* Begin SUPPLIED INFORMATION *

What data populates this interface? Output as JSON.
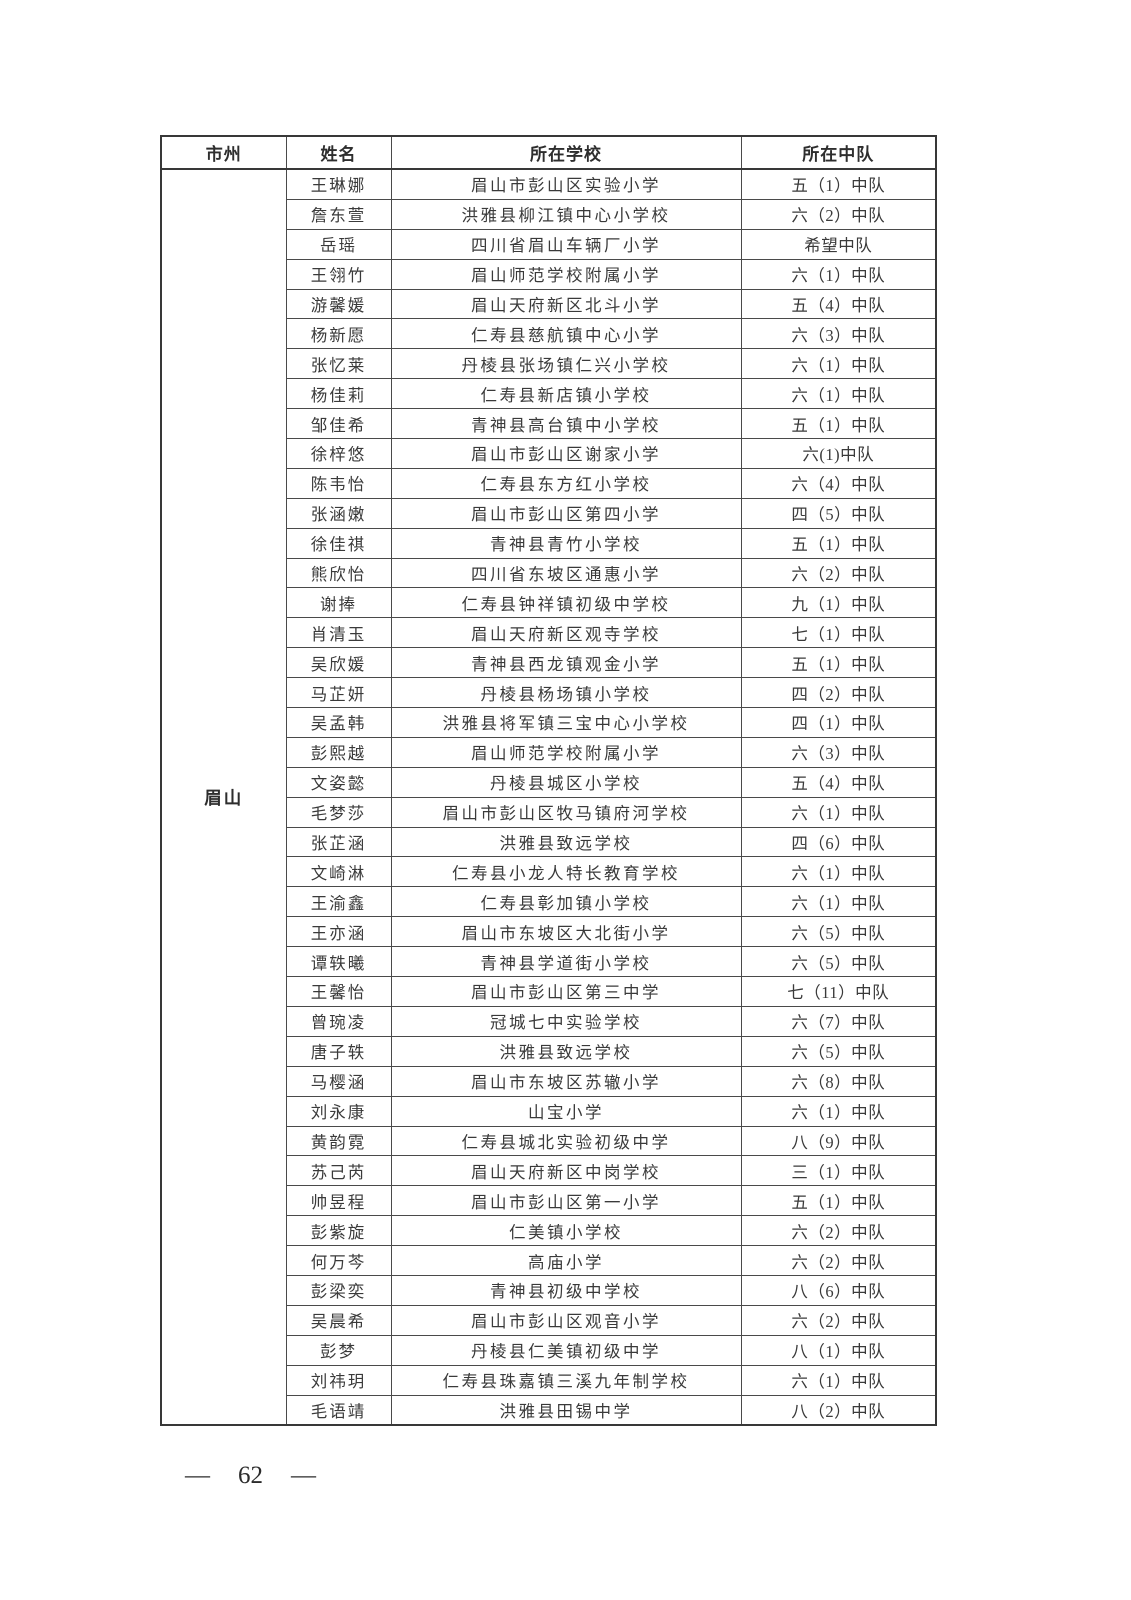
{
  "page": {
    "footer_dash_left": "—",
    "footer_page_number": "62",
    "footer_dash_right": "—"
  },
  "table": {
    "headers": [
      "市州",
      "姓名",
      "所在学校",
      "所在中队"
    ],
    "region": "眉山",
    "rows": [
      {
        "name": "王琳娜",
        "school": "眉山市彭山区实验小学",
        "squad": "五（1）中队"
      },
      {
        "name": "詹东萱",
        "school": "洪雅县柳江镇中心小学校",
        "squad": "六（2）中队"
      },
      {
        "name": "岳瑶",
        "school": "四川省眉山车辆厂小学",
        "squad": "希望中队"
      },
      {
        "name": "王翎竹",
        "school": "眉山师范学校附属小学",
        "squad": "六（1）中队"
      },
      {
        "name": "游馨媛",
        "school": "眉山天府新区北斗小学",
        "squad": "五（4）中队"
      },
      {
        "name": "杨新愿",
        "school": "仁寿县慈航镇中心小学",
        "squad": "六（3）中队"
      },
      {
        "name": "张忆莱",
        "school": "丹棱县张场镇仁兴小学校",
        "squad": "六（1）中队"
      },
      {
        "name": "杨佳莉",
        "school": "仁寿县新店镇小学校",
        "squad": "六（1）中队"
      },
      {
        "name": "邹佳希",
        "school": "青神县高台镇中小学校",
        "squad": "五（1）中队"
      },
      {
        "name": "徐梓悠",
        "school": "眉山市彭山区谢家小学",
        "squad": "六(1)中队"
      },
      {
        "name": "陈韦怡",
        "school": "仁寿县东方红小学校",
        "squad": "六（4）中队"
      },
      {
        "name": "张涵嫩",
        "school": "眉山市彭山区第四小学",
        "squad": "四（5）中队"
      },
      {
        "name": "徐佳祺",
        "school": "青神县青竹小学校",
        "squad": "五（1）中队"
      },
      {
        "name": "熊欣怡",
        "school": "四川省东坡区通惠小学",
        "squad": "六（2）中队"
      },
      {
        "name": "谢捧",
        "school": "仁寿县钟祥镇初级中学校",
        "squad": "九（1）中队"
      },
      {
        "name": "肖清玉",
        "school": "眉山天府新区观寺学校",
        "squad": "七（1）中队"
      },
      {
        "name": "吴欣媛",
        "school": "青神县西龙镇观金小学",
        "squad": "五（1）中队"
      },
      {
        "name": "马芷妍",
        "school": "丹棱县杨场镇小学校",
        "squad": "四（2）中队"
      },
      {
        "name": "吴孟韩",
        "school": "洪雅县将军镇三宝中心小学校",
        "squad": "四（1）中队"
      },
      {
        "name": "彭熙越",
        "school": "眉山师范学校附属小学",
        "squad": "六（3）中队"
      },
      {
        "name": "文姿懿",
        "school": "丹棱县城区小学校",
        "squad": "五（4）中队"
      },
      {
        "name": "毛梦莎",
        "school": "眉山市彭山区牧马镇府河学校",
        "squad": "六（1）中队"
      },
      {
        "name": "张芷涵",
        "school": "洪雅县致远学校",
        "squad": "四（6）中队"
      },
      {
        "name": "文崎淋",
        "school": "仁寿县小龙人特长教育学校",
        "squad": "六（1）中队"
      },
      {
        "name": "王渝鑫",
        "school": "仁寿县彰加镇小学校",
        "squad": "六（1）中队"
      },
      {
        "name": "王亦涵",
        "school": "眉山市东坡区大北街小学",
        "squad": "六（5）中队"
      },
      {
        "name": "谭轶曦",
        "school": "青神县学道街小学校",
        "squad": "六（5）中队"
      },
      {
        "name": "王馨怡",
        "school": "眉山市彭山区第三中学",
        "squad": "七（11）中队"
      },
      {
        "name": "曾琬凌",
        "school": "冠城七中实验学校",
        "squad": "六（7）中队"
      },
      {
        "name": "唐子轶",
        "school": "洪雅县致远学校",
        "squad": "六（5）中队"
      },
      {
        "name": "马樱涵",
        "school": "眉山市东坡区苏辙小学",
        "squad": "六（8）中队"
      },
      {
        "name": "刘永康",
        "school": "山宝小学",
        "squad": "六（1）中队"
      },
      {
        "name": "黄韵霓",
        "school": "仁寿县城北实验初级中学",
        "squad": "八（9）中队"
      },
      {
        "name": "苏己芮",
        "school": "眉山天府新区中岗学校",
        "squad": "三（1）中队"
      },
      {
        "name": "帅昱程",
        "school": "眉山市彭山区第一小学",
        "squad": "五（1）中队"
      },
      {
        "name": "彭紫旋",
        "school": "仁美镇小学校",
        "squad": "六（2）中队"
      },
      {
        "name": "何万芩",
        "school": "高庙小学",
        "squad": "六（2）中队"
      },
      {
        "name": "彭梁奕",
        "school": "青神县初级中学校",
        "squad": "八（6）中队"
      },
      {
        "name": "吴晨希",
        "school": "眉山市彭山区观音小学",
        "squad": "六（2）中队"
      },
      {
        "name": "彭梦",
        "school": "丹棱县仁美镇初级中学",
        "squad": "八（1）中队"
      },
      {
        "name": "刘祎玥",
        "school": "仁寿县珠嘉镇三溪九年制学校",
        "squad": "六（1）中队"
      },
      {
        "name": "毛语靖",
        "school": "洪雅县田锡中学",
        "squad": "八（2）中队"
      }
    ]
  }
}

* End SUPPLIED INFORMATION *

● **WHAT THIS TASK INVOLVES**: Transcribe all entries above exactly. Drop the pictures.

● **WORKED ANSWER**:
What data populates this interface? Output as JSON.
{
  "page": {
    "footer_dash_left": "—",
    "footer_page_number": "62",
    "footer_dash_right": "—"
  },
  "table": {
    "headers": [
      "市州",
      "姓名",
      "所在学校",
      "所在中队"
    ],
    "region": "眉山",
    "rows": [
      {
        "name": "王琳娜",
        "school": "眉山市彭山区实验小学",
        "squad": "五（1）中队"
      },
      {
        "name": "詹东萱",
        "school": "洪雅县柳江镇中心小学校",
        "squad": "六（2）中队"
      },
      {
        "name": "岳瑶",
        "school": "四川省眉山车辆厂小学",
        "squad": "希望中队"
      },
      {
        "name": "王翎竹",
        "school": "眉山师范学校附属小学",
        "squad": "六（1）中队"
      },
      {
        "name": "游馨媛",
        "school": "眉山天府新区北斗小学",
        "squad": "五（4）中队"
      },
      {
        "name": "杨新愿",
        "school": "仁寿县慈航镇中心小学",
        "squad": "六（3）中队"
      },
      {
        "name": "张忆莱",
        "school": "丹棱县张场镇仁兴小学校",
        "squad": "六（1）中队"
      },
      {
        "name": "杨佳莉",
        "school": "仁寿县新店镇小学校",
        "squad": "六（1）中队"
      },
      {
        "name": "邹佳希",
        "school": "青神县高台镇中小学校",
        "squad": "五（1）中队"
      },
      {
        "name": "徐梓悠",
        "school": "眉山市彭山区谢家小学",
        "squad": "六(1)中队"
      },
      {
        "name": "陈韦怡",
        "school": "仁寿县东方红小学校",
        "squad": "六（4）中队"
      },
      {
        "name": "张涵嫩",
        "school": "眉山市彭山区第四小学",
        "squad": "四（5）中队"
      },
      {
        "name": "徐佳祺",
        "school": "青神县青竹小学校",
        "squad": "五（1）中队"
      },
      {
        "name": "熊欣怡",
        "school": "四川省东坡区通惠小学",
        "squad": "六（2）中队"
      },
      {
        "name": "谢捧",
        "school": "仁寿县钟祥镇初级中学校",
        "squad": "九（1）中队"
      },
      {
        "name": "肖清玉",
        "school": "眉山天府新区观寺学校",
        "squad": "七（1）中队"
      },
      {
        "name": "吴欣媛",
        "school": "青神县西龙镇观金小学",
        "squad": "五（1）中队"
      },
      {
        "name": "马芷妍",
        "school": "丹棱县杨场镇小学校",
        "squad": "四（2）中队"
      },
      {
        "name": "吴孟韩",
        "school": "洪雅县将军镇三宝中心小学校",
        "squad": "四（1）中队"
      },
      {
        "name": "彭熙越",
        "school": "眉山师范学校附属小学",
        "squad": "六（3）中队"
      },
      {
        "name": "文姿懿",
        "school": "丹棱县城区小学校",
        "squad": "五（4）中队"
      },
      {
        "name": "毛梦莎",
        "school": "眉山市彭山区牧马镇府河学校",
        "squad": "六（1）中队"
      },
      {
        "name": "张芷涵",
        "school": "洪雅县致远学校",
        "squad": "四（6）中队"
      },
      {
        "name": "文崎淋",
        "school": "仁寿县小龙人特长教育学校",
        "squad": "六（1）中队"
      },
      {
        "name": "王渝鑫",
        "school": "仁寿县彰加镇小学校",
        "squad": "六（1）中队"
      },
      {
        "name": "王亦涵",
        "school": "眉山市东坡区大北街小学",
        "squad": "六（5）中队"
      },
      {
        "name": "谭轶曦",
        "school": "青神县学道街小学校",
        "squad": "六（5）中队"
      },
      {
        "name": "王馨怡",
        "school": "眉山市彭山区第三中学",
        "squad": "七（11）中队"
      },
      {
        "name": "曾琬凌",
        "school": "冠城七中实验学校",
        "squad": "六（7）中队"
      },
      {
        "name": "唐子轶",
        "school": "洪雅县致远学校",
        "squad": "六（5）中队"
      },
      {
        "name": "马樱涵",
        "school": "眉山市东坡区苏辙小学",
        "squad": "六（8）中队"
      },
      {
        "name": "刘永康",
        "school": "山宝小学",
        "squad": "六（1）中队"
      },
      {
        "name": "黄韵霓",
        "school": "仁寿县城北实验初级中学",
        "squad": "八（9）中队"
      },
      {
        "name": "苏己芮",
        "school": "眉山天府新区中岗学校",
        "squad": "三（1）中队"
      },
      {
        "name": "帅昱程",
        "school": "眉山市彭山区第一小学",
        "squad": "五（1）中队"
      },
      {
        "name": "彭紫旋",
        "school": "仁美镇小学校",
        "squad": "六（2）中队"
      },
      {
        "name": "何万芩",
        "school": "高庙小学",
        "squad": "六（2）中队"
      },
      {
        "name": "彭梁奕",
        "school": "青神县初级中学校",
        "squad": "八（6）中队"
      },
      {
        "name": "吴晨希",
        "school": "眉山市彭山区观音小学",
        "squad": "六（2）中队"
      },
      {
        "name": "彭梦",
        "school": "丹棱县仁美镇初级中学",
        "squad": "八（1）中队"
      },
      {
        "name": "刘祎玥",
        "school": "仁寿县珠嘉镇三溪九年制学校",
        "squad": "六（1）中队"
      },
      {
        "name": "毛语靖",
        "school": "洪雅县田锡中学",
        "squad": "八（2）中队"
      }
    ]
  }
}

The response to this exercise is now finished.